* _Exercise details_
Copy every line of the data in which the word "techniques" occurs.

* _Data for this exercise_
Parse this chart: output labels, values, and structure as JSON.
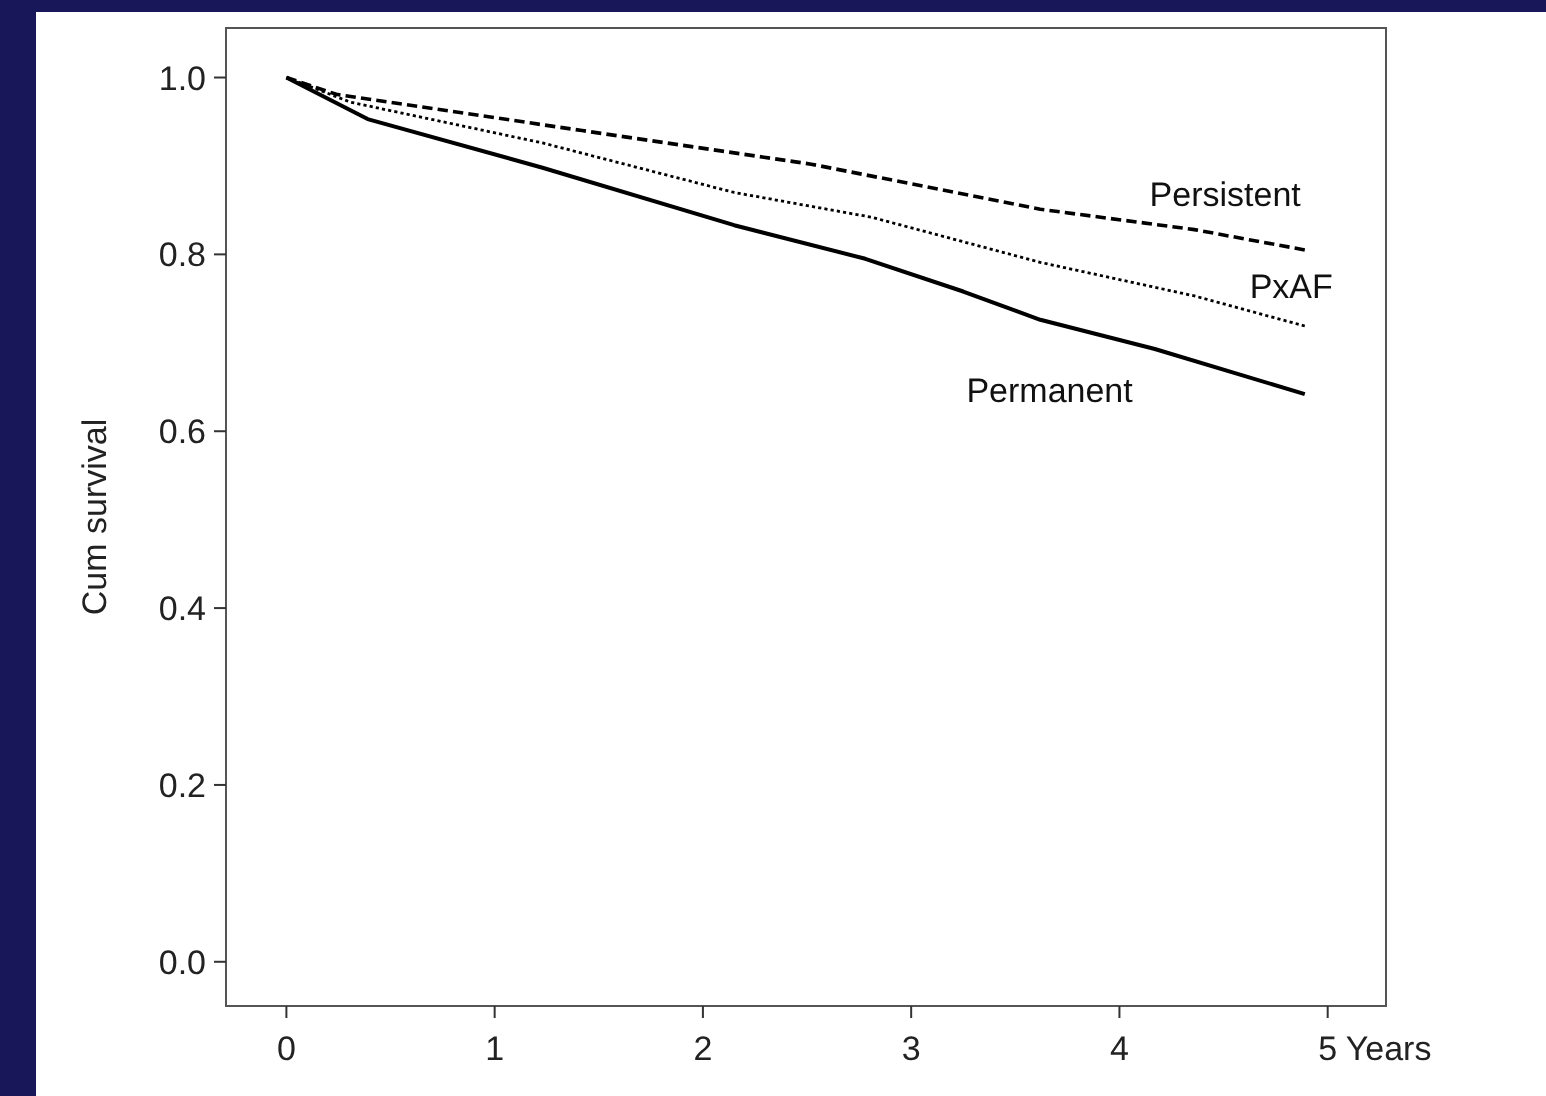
{
  "chart_data": {
    "type": "line",
    "ylabel": "Cum survival",
    "xlabel": "Years",
    "xlim": [
      -0.29,
      5.28
    ],
    "ylim": [
      -0.05,
      1.056
    ],
    "xticks": [
      0,
      1,
      2,
      3,
      4,
      5
    ],
    "yticks": [
      {
        "value": 0,
        "label": "0.0"
      },
      {
        "value": 0.2,
        "label": "0.2"
      },
      {
        "value": 0.4,
        "label": "0.4"
      },
      {
        "value": 0.6,
        "label": "0.6"
      },
      {
        "value": 0.8,
        "label": "0.8"
      },
      {
        "value": 1,
        "label": "1.0"
      }
    ],
    "legend": false,
    "grid": false,
    "marker": "none",
    "series": [
      {
        "name": "Persistent",
        "color": "#000000",
        "line_style": "dashed",
        "x": [
          0,
          0.24,
          1.42,
          2.52,
          3.62,
          4.36,
          4.89
        ],
        "values": [
          1,
          0.981,
          0.94,
          0.902,
          0.851,
          0.828,
          0.805
        ]
      },
      {
        "name": "PxAF",
        "color": "#000000",
        "line_style": "dotted",
        "x": [
          0,
          0.31,
          1.23,
          2.15,
          2.81,
          3.62,
          4.36,
          4.89
        ],
        "values": [
          1,
          0.972,
          0.926,
          0.87,
          0.842,
          0.791,
          0.753,
          0.719
        ]
      },
      {
        "name": "Permanent",
        "color": "#000000",
        "line_style": "solid",
        "x": [
          0,
          0.39,
          1.23,
          2.15,
          2.78,
          3.25,
          3.62,
          4.17,
          4.89
        ],
        "values": [
          1,
          0.953,
          0.898,
          0.833,
          0.795,
          0.758,
          0.726,
          0.693,
          0.642
        ]
      }
    ]
  }
}
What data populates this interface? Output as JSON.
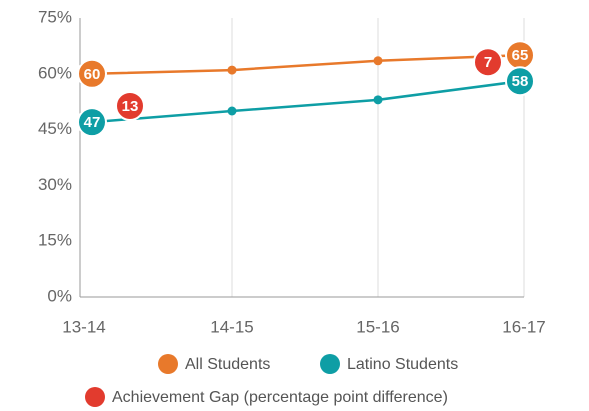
{
  "chart_data": {
    "type": "line",
    "categories": [
      "13-14",
      "14-15",
      "15-16",
      "16-17"
    ],
    "series": [
      {
        "name": "All Students",
        "color": "#e8792b",
        "values": [
          60,
          61,
          63.5,
          65
        ],
        "value_labels": [
          "60",
          null,
          null,
          "65"
        ]
      },
      {
        "name": "Latino Students",
        "color": "#0e9ea5",
        "values": [
          47,
          50,
          53,
          58
        ],
        "value_labels": [
          "47",
          null,
          null,
          "58"
        ]
      },
      {
        "name": "Achievement Gap (percentage point difference)",
        "color": "#e23b2e",
        "values": [
          13,
          null,
          null,
          7
        ],
        "value_labels": [
          "13",
          null,
          null,
          "7"
        ]
      }
    ],
    "ylim": [
      0,
      75
    ],
    "yticks": [
      {
        "value": 0,
        "label": "0%"
      },
      {
        "value": 15,
        "label": "15%"
      },
      {
        "value": 30,
        "label": "30%"
      },
      {
        "value": 45,
        "label": "45%"
      },
      {
        "value": 60,
        "label": "60%"
      },
      {
        "value": 75,
        "label": "75%"
      }
    ]
  }
}
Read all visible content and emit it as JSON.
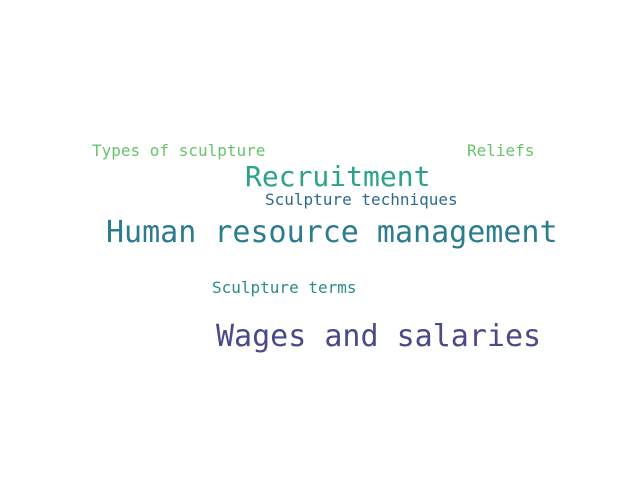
{
  "words": [
    {
      "id": "w-hrm",
      "text": "Human resource management",
      "color": "#2b7c8e"
    },
    {
      "id": "w-wages",
      "text": "Wages and salaries",
      "color": "#4a4a8a"
    },
    {
      "id": "w-recruitment",
      "text": "Recruitment",
      "color": "#2aa38a"
    },
    {
      "id": "w-techniques",
      "text": "Sculpture techniques",
      "color": "#2e6a8e"
    },
    {
      "id": "w-terms",
      "text": "Sculpture terms",
      "color": "#2b8c8c"
    },
    {
      "id": "w-types",
      "text": "Types of sculpture",
      "color": "#67c46c"
    },
    {
      "id": "w-reliefs",
      "text": "Reliefs",
      "color": "#67c46c"
    }
  ]
}
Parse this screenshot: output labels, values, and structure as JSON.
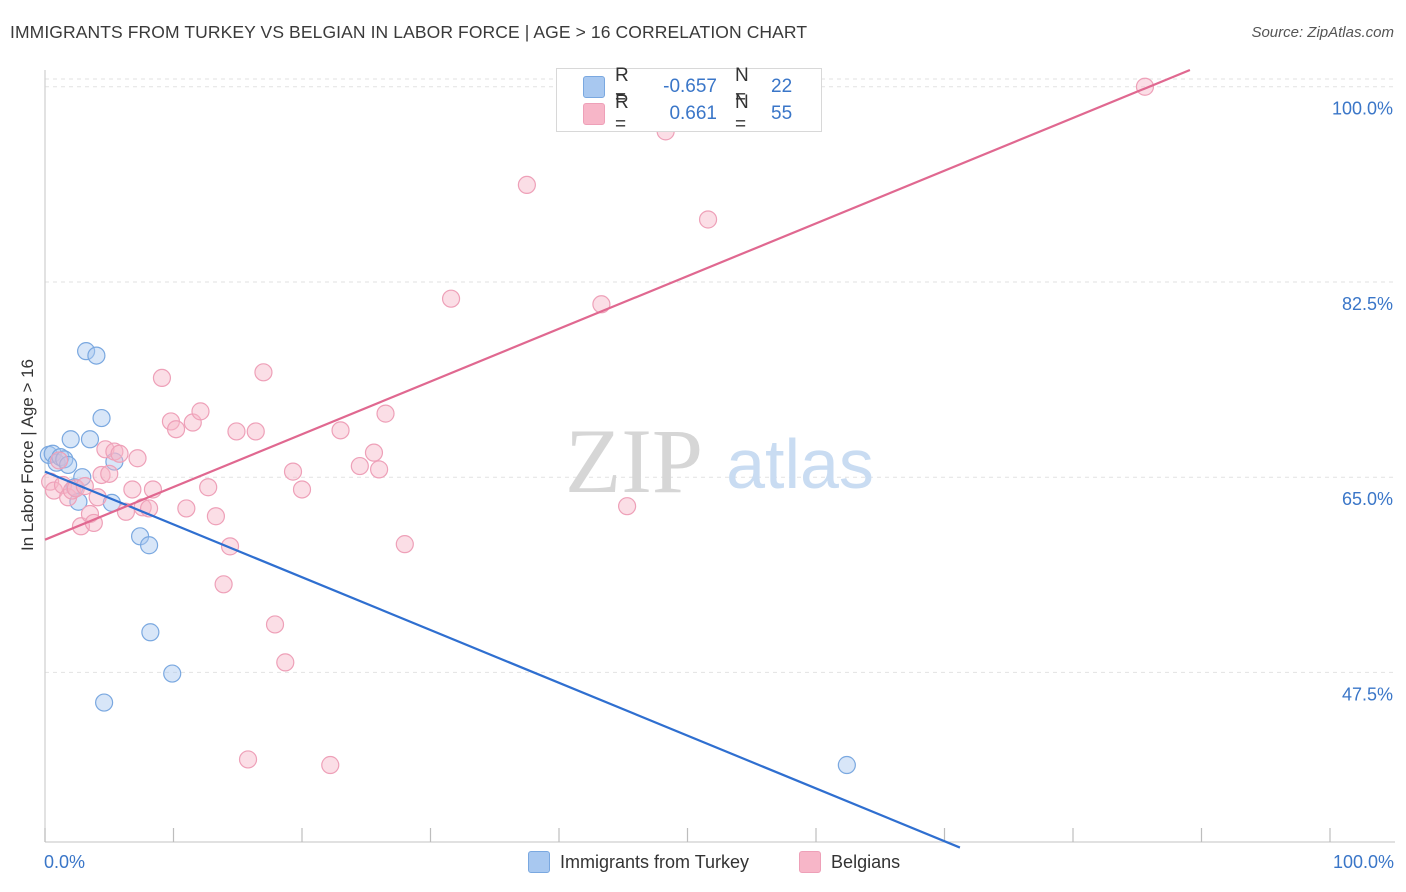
{
  "header": {
    "title": "IMMIGRANTS FROM TURKEY VS BELGIAN IN LABOR FORCE | AGE > 16 CORRELATION CHART",
    "source": "Source: ZipAtlas.com"
  },
  "watermark": {
    "zip": "ZIP",
    "atlas": "atlas"
  },
  "stats": [
    {
      "r_label": "R =",
      "r_value": "-0.657",
      "n_label": "N =",
      "n_value": "22",
      "color": "#a8c8f0"
    },
    {
      "r_label": "R =",
      "r_value": "0.661",
      "n_label": "N =",
      "n_value": "55",
      "color": "#f7b6c8"
    }
  ],
  "legend": [
    {
      "label": "Immigrants from Turkey",
      "color": "#a8c8f0"
    },
    {
      "label": "Belgians",
      "color": "#f7b6c8"
    }
  ],
  "colors": {
    "turkey_line": "#2f6fd0",
    "belgian_line": "#e06890",
    "turkey_fill": "#a8c8f0",
    "belgian_fill": "#f7b6c8",
    "tick_text": "#3a76c8"
  },
  "chart_data": {
    "type": "scatter",
    "title": "IMMIGRANTS FROM TURKEY VS BELGIAN IN LABOR FORCE | AGE > 16 CORRELATION CHART",
    "xlabel": "",
    "ylabel": "In Labor Force | Age > 16",
    "xlim": [
      0,
      100
    ],
    "ylim": [
      32.3,
      101.5
    ],
    "x_tick_labels": [
      "0.0%",
      "100.0%"
    ],
    "y_ticks": [
      47.5,
      65.0,
      82.5,
      100.0
    ],
    "y_tick_labels": [
      "47.5%",
      "65.0%",
      "82.5%",
      "100.0%"
    ],
    "grid": true,
    "legend_position": "bottom-center",
    "series": [
      {
        "name": "Immigrants from Turkey",
        "r": -0.657,
        "n": 22,
        "trend": {
          "x0": 0,
          "y0": 65.5,
          "x1": 71.2,
          "y1": 31.8
        },
        "x": [
          0.3,
          0.6,
          0.9,
          1.2,
          1.5,
          1.8,
          2.0,
          2.3,
          2.6,
          2.9,
          3.2,
          3.5,
          4.0,
          4.4,
          4.6,
          5.2,
          5.4,
          7.4,
          8.1,
          8.2,
          9.9,
          62.4
        ],
        "y": [
          67.0,
          67.1,
          66.3,
          66.8,
          66.6,
          66.1,
          68.4,
          64.1,
          62.8,
          65.0,
          76.3,
          68.4,
          75.9,
          70.3,
          44.8,
          62.7,
          66.4,
          59.7,
          58.9,
          51.1,
          47.4,
          39.2
        ]
      },
      {
        "name": "Belgians",
        "r": 0.661,
        "n": 55,
        "trend": {
          "x0": 0,
          "y0": 59.4,
          "x1": 89.1,
          "y1": 101.5
        },
        "x": [
          0.4,
          0.7,
          1.1,
          1.4,
          1.8,
          2.1,
          2.4,
          2.8,
          3.1,
          3.5,
          3.8,
          4.1,
          4.4,
          4.7,
          5.0,
          5.4,
          5.8,
          6.3,
          6.8,
          7.2,
          7.6,
          8.1,
          8.4,
          9.1,
          9.8,
          10.2,
          11.0,
          11.5,
          12.1,
          12.7,
          13.3,
          13.9,
          14.4,
          14.9,
          15.8,
          16.4,
          17.0,
          17.9,
          18.7,
          19.3,
          20.0,
          22.2,
          23.0,
          24.5,
          25.6,
          26.0,
          26.5,
          28.0,
          31.6,
          37.5,
          43.3,
          45.3,
          48.3,
          51.6,
          85.6
        ],
        "y": [
          64.6,
          63.8,
          66.5,
          64.3,
          63.2,
          63.8,
          64.0,
          60.6,
          64.2,
          61.7,
          60.9,
          63.2,
          65.2,
          67.5,
          65.3,
          67.3,
          67.1,
          61.9,
          63.9,
          66.7,
          62.3,
          62.2,
          63.9,
          73.9,
          70.0,
          69.3,
          62.2,
          69.9,
          70.9,
          64.1,
          61.5,
          55.4,
          58.8,
          69.1,
          39.7,
          69.1,
          74.4,
          51.8,
          48.4,
          65.5,
          63.9,
          39.2,
          69.2,
          66.0,
          67.2,
          65.7,
          70.7,
          59.0,
          81.0,
          91.2,
          80.5,
          62.4,
          96.0,
          88.1,
          100.0
        ]
      }
    ]
  }
}
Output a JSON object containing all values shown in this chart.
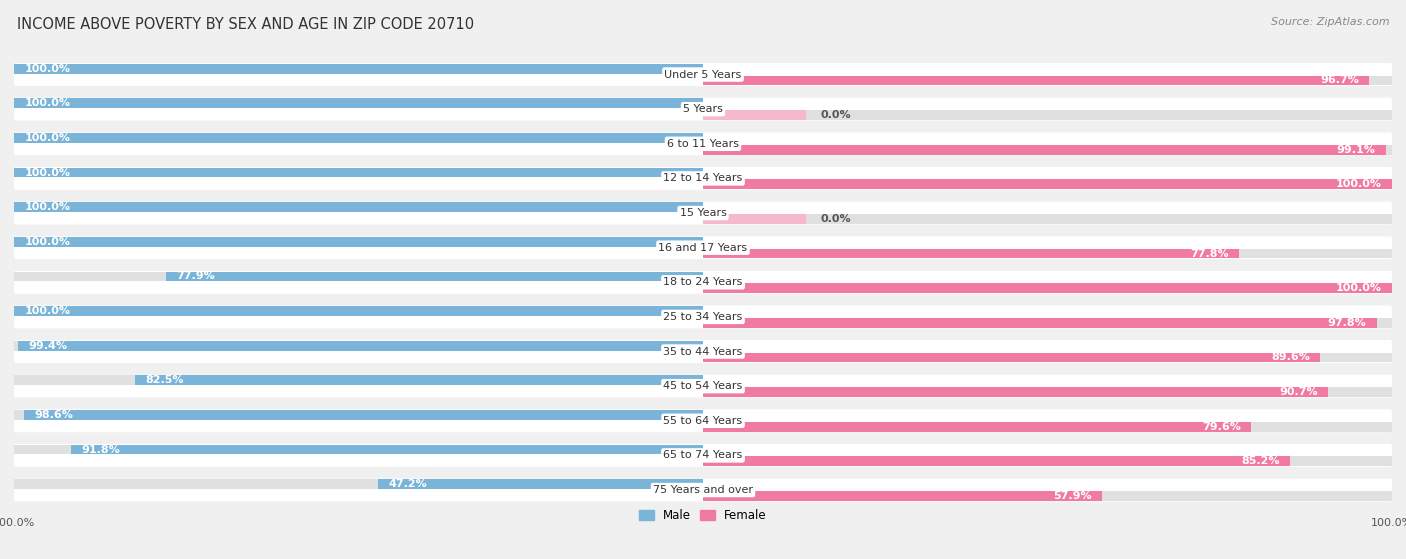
{
  "title": "INCOME ABOVE POVERTY BY SEX AND AGE IN ZIP CODE 20710",
  "source": "Source: ZipAtlas.com",
  "categories": [
    "Under 5 Years",
    "5 Years",
    "6 to 11 Years",
    "12 to 14 Years",
    "15 Years",
    "16 and 17 Years",
    "18 to 24 Years",
    "25 to 34 Years",
    "35 to 44 Years",
    "45 to 54 Years",
    "55 to 64 Years",
    "65 to 74 Years",
    "75 Years and over"
  ],
  "male_values": [
    100.0,
    100.0,
    100.0,
    100.0,
    100.0,
    100.0,
    77.9,
    100.0,
    99.4,
    82.5,
    98.6,
    91.8,
    47.2
  ],
  "female_values": [
    96.7,
    0.0,
    99.1,
    100.0,
    0.0,
    77.8,
    100.0,
    97.8,
    89.6,
    90.7,
    79.6,
    85.2,
    57.9
  ],
  "male_color": "#7ab4d8",
  "female_color": "#f07aa0",
  "female_light_color": "#f5b8cd",
  "background_color": "#f0f0f0",
  "bar_background": "#e0e0e0",
  "row_background": "#ffffff",
  "title_fontsize": 10.5,
  "label_fontsize": 8.0,
  "value_fontsize": 8.0,
  "tick_fontsize": 8,
  "source_fontsize": 8,
  "max_value": 100.0
}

* _Reply_
      "id": "w-techniques",
      "text": "Sculpture techniques",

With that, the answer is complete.